Filter the records for lines holding the string "Daniel".
^^^^
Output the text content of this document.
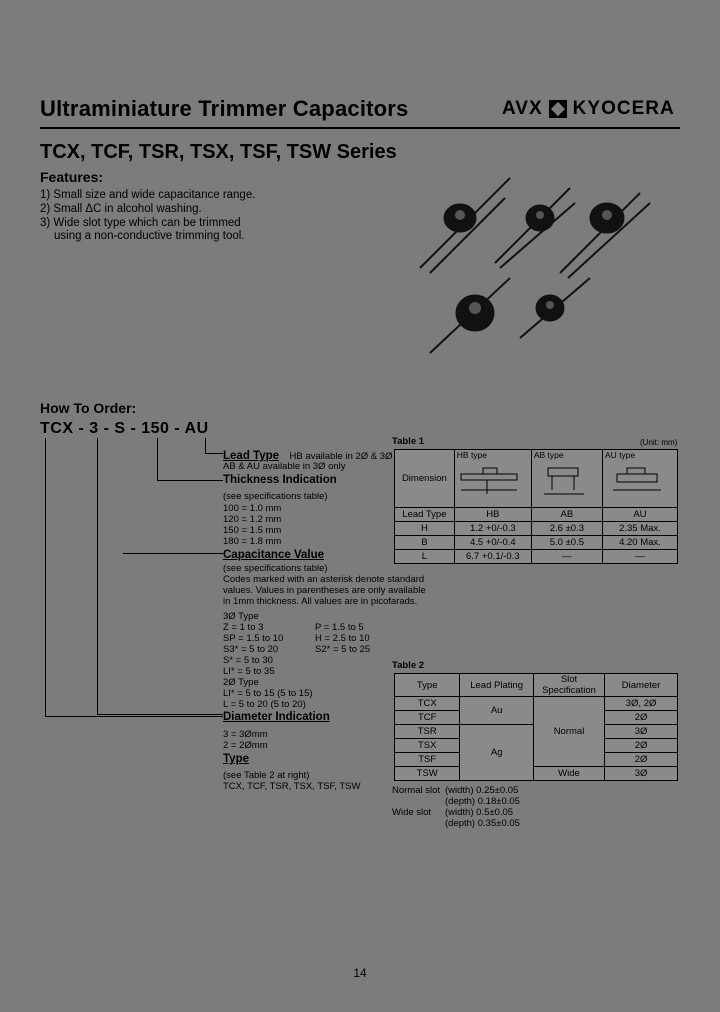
Ultraminiature Trimmer Capacitors	AVX KYOCERA
TCX, TCF, TSR, TSX, TSF, TSW Series
Features:
1) Small size and wide capacitance range.
2) Small ΔC in alcohol washing.
3) Wide slot type which can be trimmed
using a non-conductive trimming tool.
How To Order:
TCX - 3 - S - 150 - AU
Lead Type HB available in 2Ø & 3Ø
AB & AU available in 3Ø only
Thickness Indication
(see specifications table)
100 = 1.0 mm
120 = 1.2 mm
150 = 1.5 mm
180 = 1.8 mm
Capacitance Value
(see specifications table)
Codes marked with an asterisk denote standard
values. Values in parentheses are only available
in 1mm thickness. All values are in picofarads.
3Ø Type
Z = 1 to 3
SP = 1.5 to 10
S3* = 5 to 20
S* = 5 to 30
LI* = 5 to 35
P = 1.5 to 5
H = 2.5 to 10
S2* = 5 to 25
2Ø Type
LI* = 5 to 15 (5 to 15)
L = 5 to 20 (5 to 20)
Diameter Indication
3 = 3Ømm
2 = 2Ømm
Type
(see Table 2 at right)
TCX, TCF, TSR, TSX, TSF, TSW
Table 1	(Unit: mm)
Dimension	HB type	AB type	AU type

Lead Type	HB	AB	AU
H	1.2 +0/-0.3	2.6 ±0.3	2.35 Max.
B	4.5 +0/-0.4	5.0 ±0.5	4.20 Max.
L	6.7 +0.1/-0.3	—	—
Table 2
Type	Lead Plating	Slot Specification	Diameter
TCX	Au	Normal	3Ø, 2Ø
TCF			2Ø
TSR	Ag		3Ø
TSX			2Ø
TSF			2Ø
TSW		Wide	3Ø
Normal slot (width) 0.25±0.05
(depth) 0.18±0.05
Wide slot (width) 0.5±0.05
(depth) 0.35±0.05
14
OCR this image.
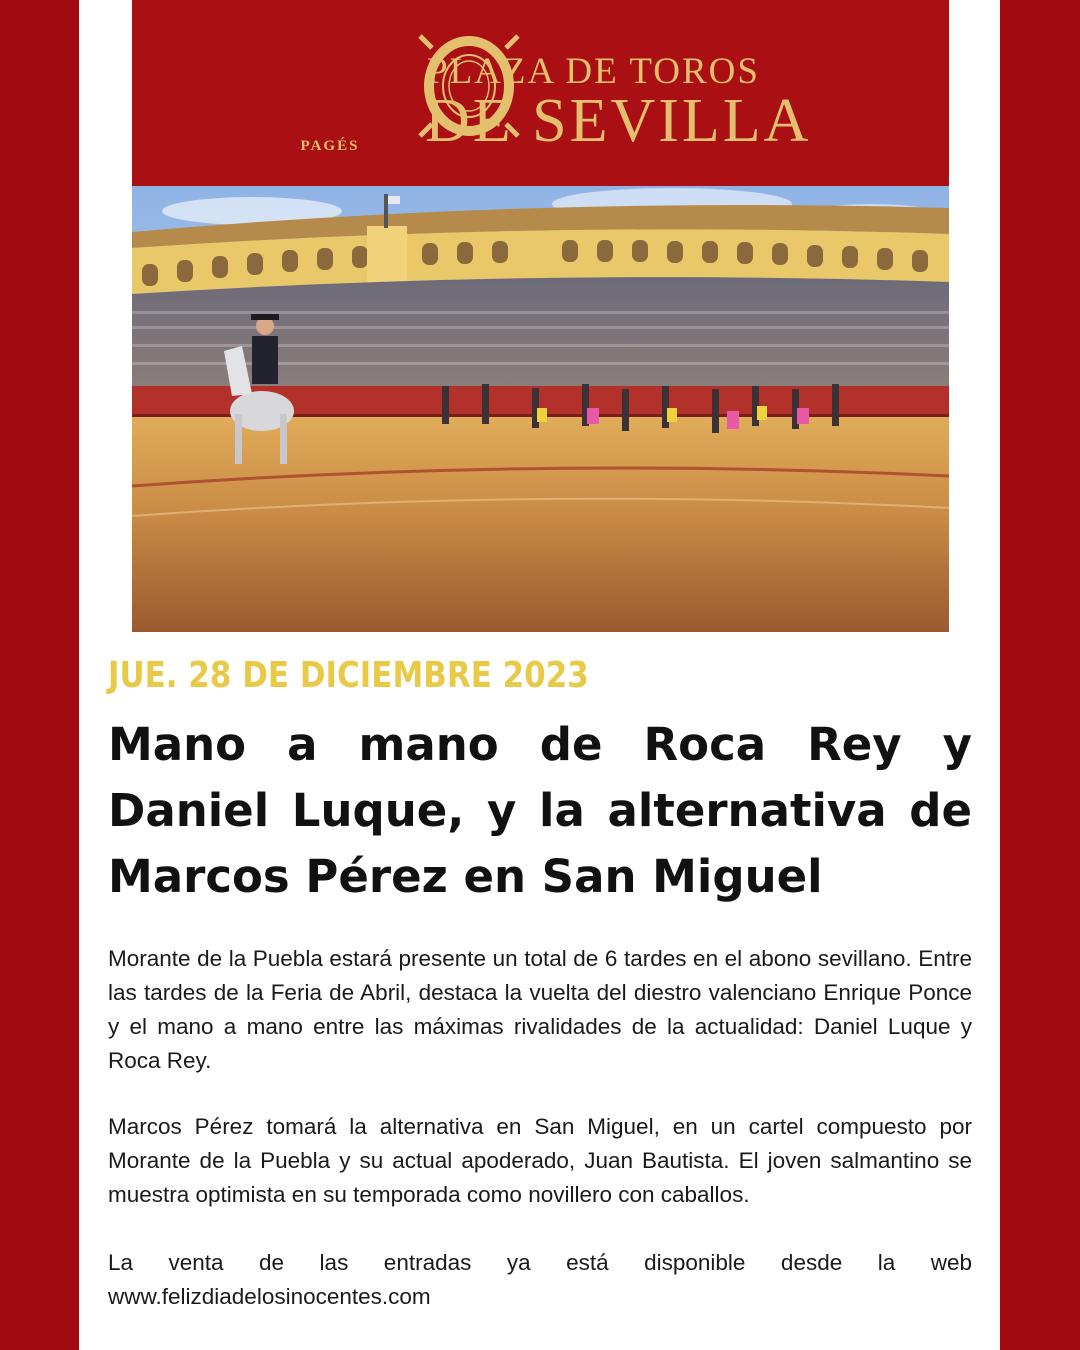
PAGÉS
PLAZA DE TOROS
DE SEVILLA
JUE. 28 DE DICIEMBRE 2023
Mano a mano de Roca Rey y Daniel Luque, y la alternativa de Marcos Pérez en San Miguel

Morante de la Puebla estará presente un total de 6 tardes en el abono sevillano. Entre las tardes de la Feria de Abril, destaca la vuelta del diestro valenciano Enrique Ponce y el mano a mano entre las máximas rivalidades de la actualidad: Daniel Luque y Roca Rey.

Marcos Pérez tomará la alternativa en San Miguel, en un cartel compuesto por Morante de la Puebla y su actual apoderado, Juan Bautista. El joven salmantino se muestra optimista en su temporada como novillero con caballos.

La venta de las entradas ya está disponible desde la web www.felizdiadelosinocentes.com
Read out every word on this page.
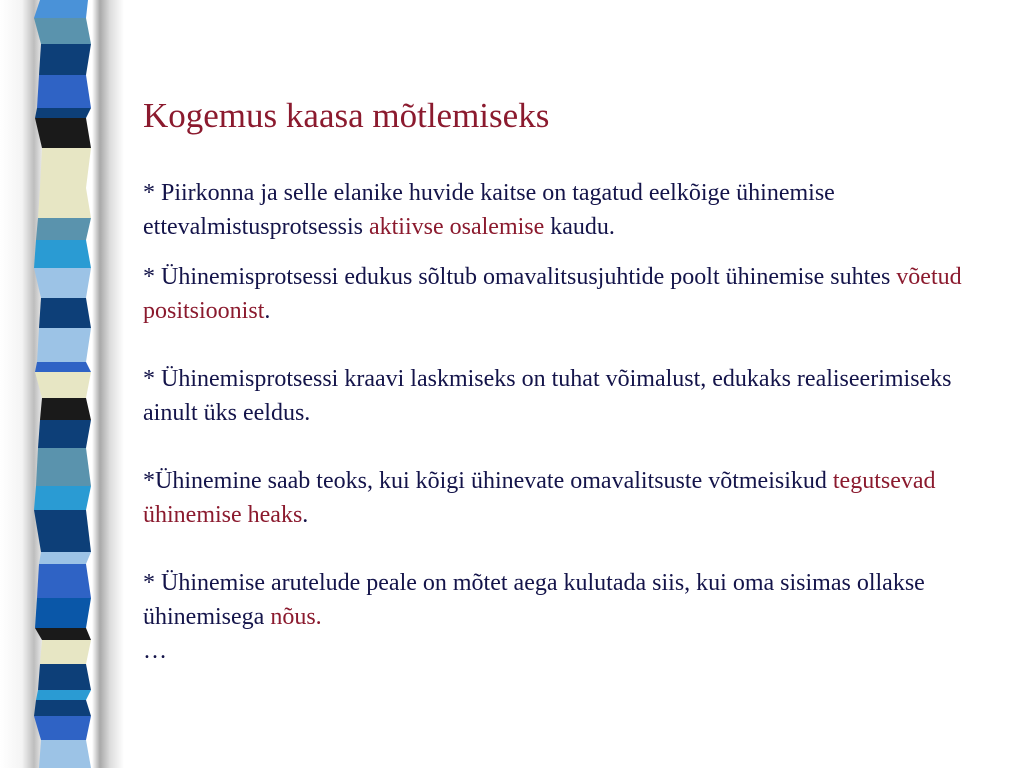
Kogemus kaasa mõtlemiseks

* Piirkonna ja selle elanike huvide kaitse on tagatud eelkõige ühinemise ettevalmistusprotsessis aktiivse osalemise kaudu.

* Ühinemisprotsessi edukus sõltub omavalitsusjuhtide poolt ühinemise suhtes võetud positsioonist.

* Ühinemisprotsessi kraavi laskmiseks on tuhat võimalust, edukaks realiseerimiseks ainult üks eeldus.

*Ühinemine saab teoks, kui kõigi ühinevate omavalitsuste võtmeisikud tegutsevad ühinemise heaks.

* Ühinemise arutelude peale on mõtet aega kulutada siis, kui oma sisimas ollakse ühinemisega nõus.

…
^^^^
In response:
Mano a mano de Roca Rey y Daniel Luque, y la alternativa de Marcos Pérez en San Miguel
Morante de la Puebla estará presente un total de 6 tardes en el abono sevillano. Entre las tardes de la Feria de Abril, destaca la vuelta del diestro valenciano Enrique Ponce y el mano a mano entre las máximas rivalidades de la actualidad: Daniel Luque y Roca Rey.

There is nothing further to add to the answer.